# Start of Records supplied

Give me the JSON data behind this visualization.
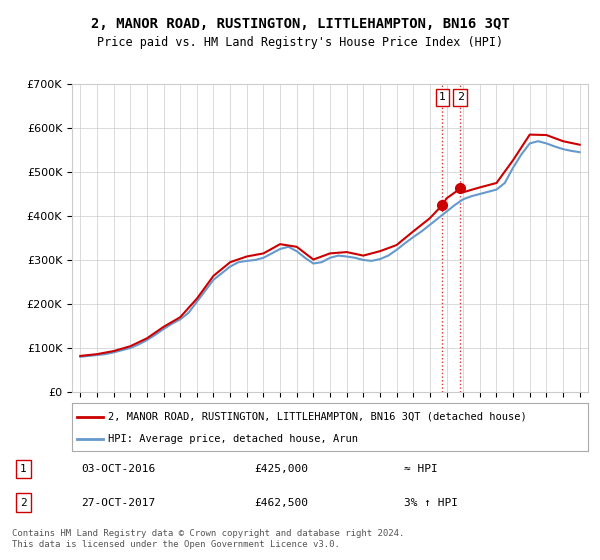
{
  "title": "2, MANOR ROAD, RUSTINGTON, LITTLEHAMPTON, BN16 3QT",
  "subtitle": "Price paid vs. HM Land Registry's House Price Index (HPI)",
  "ylabel_ticks": [
    "£0",
    "£100K",
    "£200K",
    "£300K",
    "£400K",
    "£500K",
    "£600K",
    "£700K"
  ],
  "ylim": [
    0,
    700000
  ],
  "sale1_date": "03-OCT-2016",
  "sale1_price": 425000,
  "sale1_label": "1",
  "sale1_note": "≈ HPI",
  "sale2_date": "27-OCT-2017",
  "sale2_price": 462500,
  "sale2_label": "2",
  "sale2_note": "3% ↑ HPI",
  "legend_line1": "2, MANOR ROAD, RUSTINGTON, LITTLEHAMPTON, BN16 3QT (detached house)",
  "legend_line2": "HPI: Average price, detached house, Arun",
  "footer": "Contains HM Land Registry data © Crown copyright and database right 2024.\nThis data is licensed under the Open Government Licence v3.0.",
  "line_color_price": "#cc0000",
  "line_color_hpi": "#6699cc",
  "sale_marker_color": "#cc0000",
  "vline_color": "#cc0000",
  "background_color": "#ffffff",
  "grid_color": "#cccccc"
}
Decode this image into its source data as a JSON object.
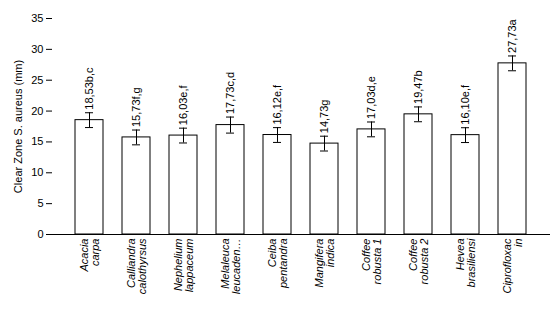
{
  "chart_data": {
    "type": "bar",
    "y_label": "Clear Zone S. aureus (mm)",
    "categories": [
      "Acacia\ncarpa",
      "Calliandra\ncalothyrsus",
      "Nephelium\nlappaceum",
      "Melaleuca\nleucaden…",
      "Ceiba\npentandra",
      "Mangifera\nindica",
      "Coffee\nrobusta 1",
      "Coffee\nrobusta 2",
      "Hevea\nbrasiliensi",
      "Ciprofloxac\nin"
    ],
    "values": [
      18.53,
      15.73,
      16.03,
      17.73,
      16.12,
      14.73,
      17.03,
      19.47,
      16.1,
      27.73
    ],
    "value_labels": [
      "18,53b,c",
      "15,73f,g",
      "16,03e,f",
      "17,73c,d",
      "16,12e,f",
      "14,73g",
      "17,03d,e",
      "19,47b",
      "16,10e,f",
      "27,73a"
    ],
    "errors": [
      1.2,
      1.2,
      1.2,
      1.3,
      1.2,
      1.2,
      1.2,
      1.2,
      1.2,
      1.2
    ],
    "color": "#ffffff",
    "ylim": [
      0,
      35
    ],
    "yticks": [
      0,
      5,
      10,
      15,
      20,
      25,
      30,
      35
    ],
    "grid": false,
    "data_labels": true
  }
}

# End of Records supplied

* What is required
Look through the data above. Copy every line with the string "JSON" in it.

* Solution to this task
Give me the JSON data behind this visualization.
Decode this image into its source data as a JSON object.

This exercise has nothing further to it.